TASK TO COMPLETE: Answer with a single number: the count of lines below that hold "Gesta".

--- SUPPLIED DATA Enclosed Below ---

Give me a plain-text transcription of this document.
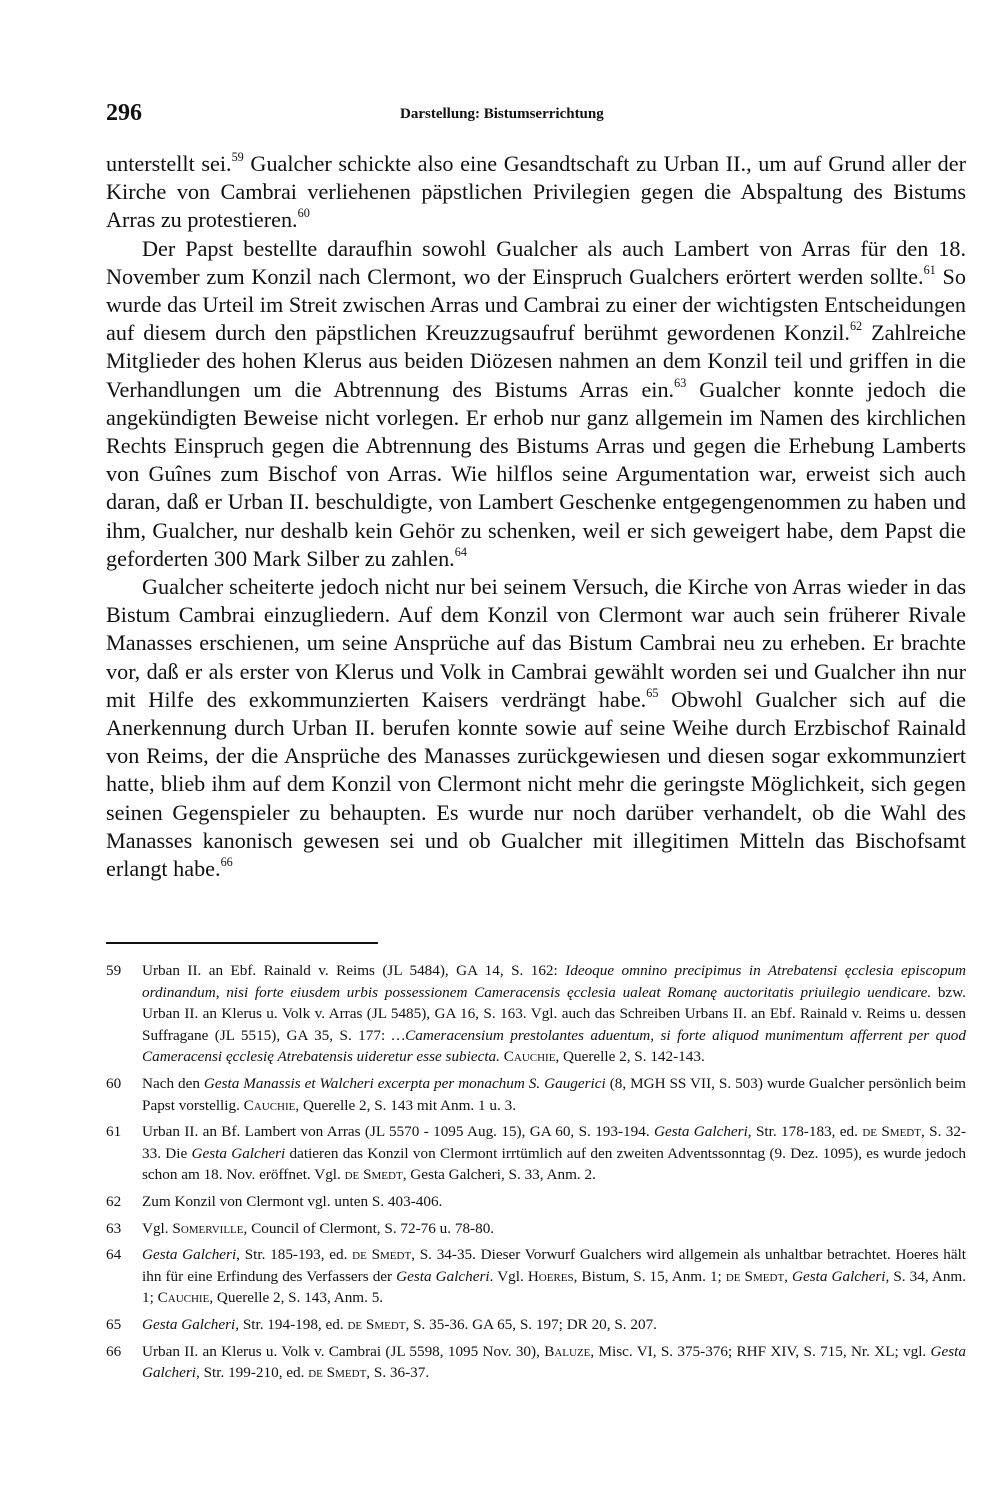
296	Darstellung: Bistumserrichtung

unterstellt sei.$^{59}$ Gualcher schickte also eine Gesandtschaft zu Urban II., um auf Grund aller der Kirche von Cambrai verliehenen päpstlichen Privilegien gegen die Abspaltung des Bistums Arras zu protestieren.$^{60}$

Der Papst bestellte daraufhin sowohl Gualcher als auch Lambert von Arras für den 18. November zum Konzil nach Clermont, wo der Einspruch Gualchers erörtert werden sollte.$^{61}$ So wurde das Urteil im Streit zwischen Arras und Cambrai zu einer der wichtigsten Entscheidungen auf diesem durch den päpstlichen Kreuzzugsaufruf berühmt gewordenen Konzil.$^{62}$ Zahlreiche Mitglieder des hohen Klerus aus beiden Diözesen nahmen an dem Konzil teil und griffen in die Verhandlungen um die Abtrennung des Bistums Arras ein.$^{63}$ Gualcher konnte jedoch die angekündigten Beweise nicht vorlegen. Er erhob nur ganz allgemein im Namen des kirchlichen Rechts Einspruch gegen die Abtrennung des Bistums Arras und gegen die Erhebung Lamberts von Guînes zum Bischof von Arras. Wie hilflos seine Argumentation war, erweist sich auch daran, daß er Urban II. beschuldigte, von Lambert Geschenke entgegengenommen zu haben und ihm, Gualcher, nur deshalb kein Gehör zu schenken, weil er sich geweigert habe, dem Papst die geforderten 300 Mark Silber zu zahlen.$^{64}$

Gualcher scheiterte jedoch nicht nur bei seinem Versuch, die Kirche von Arras wieder in das Bistum Cambrai einzugliedern. Auf dem Konzil von Clermont war auch sein früherer Rivale Manasses erschienen, um seine Ansprüche auf das Bistum Cambrai neu zu erheben. Er brachte vor, daß er als erster von Klerus und Volk in Cambrai gewählt worden sei und Gualcher ihn nur mit Hilfe des exkommunzierten Kaisers verdrängt habe.$^{65}$ Obwohl Gualcher sich auf die Anerkennung durch Urban II. berufen konnte sowie auf seine Weihe durch Erzbischof Rainald von Reims, der die Ansprüche des Manasses zurückgewiesen und diesen sogar exkommunziert hatte, blieb ihm auf dem Konzil von Clermont nicht mehr die geringste Möglichkeit, sich gegen seinen Gegenspieler zu behaupten. Es wurde nur noch darüber verhandelt, ob die Wahl des Manasses kanonisch gewesen sei und ob Gualcher mit illegitimen Mitteln das Bischofsamt erlangt habe.$^{66}$

59 Urban II. an Ebf. Rainald v. Reims (JL 5484), GA 14, S. 162: Ideoque omnino precipimus in Atrebatensi ęcclesia episcopum ordinandum, nisi forte eiusdem urbis possessionem Cameracensis ęcclesia ualeat Romanę auctoritatis priuilegio uendicare. bzw. Urban II. an Klerus u. Volk v. Arras (JL 5485), GA 16, S. 163. Vgl. auch das Schreiben Urbans II. an Ebf. Rainald v. Reims u. dessen Suffragane (JL 5515), GA 35, S. 177: …Cameracensium prestolantes aduentum, si forte aliquod munimentum afferrent per quod Cameracensi ęcclesię Atrebatensis uideretur esse subiecta. Cauchie, Querelle 2, S. 142-143.
60 Nach den Gesta Manassis et Walcheri excerpta per monachum S. Gaugerici (8, MGH SS VII, S. 503) wurde Gualcher persönlich beim Papst vorstellig. Cauchie, Querelle 2, S. 143 mit Anm. 1 u. 3.
61 Urban II. an Bf. Lambert von Arras (JL 5570 - 1095 Aug. 15), GA 60, S. 193-194. Gesta Galcheri, Str. 178-183, ed. de Smedt, S. 32-33. Die Gesta Galcheri datieren das Konzil von Clermont irrtümlich auf den zweiten Adventssonntag (9. Dez. 1095), es wurde jedoch schon am 18. Nov. eröffnet. Vgl. de Smedt, Gesta Galcheri, S. 33, Anm. 2.
62 Zum Konzil von Clermont vgl. unten S. 403-406.
63 Vgl. Somerville, Council of Clermont, S. 72-76 u. 78-80.
64 Gesta Galcheri, Str. 185-193, ed. de Smedt, S. 34-35. Dieser Vorwurf Gualchers wird allgemein als unhaltbar betrachtet. Hoeres hält ihn für eine Erfindung des Verfassers der Gesta Galcheri. Vgl. Hoeres, Bistum, S. 15, Anm. 1; de Smedt, Gesta Galcheri, S. 34, Anm. 1; Cauchie, Querelle 2, S. 143, Anm. 5.
65 Gesta Galcheri, Str. 194-198, ed. de Smedt, S. 35-36. GA 65, S. 197; DR 20, S. 207.
66 Urban II. an Klerus u. Volk v. Cambrai (JL 5598, 1095 Nov. 30), Baluze, Misc. VI, S. 375-376; RHF XIV, S. 715, Nr. XL; vgl. Gesta Galcheri, Str. 199-210, ed. de Smedt, S. 36-37.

--- End of Enclosed SUPPLIED DATA ---

RESULT OF THE TASK: 5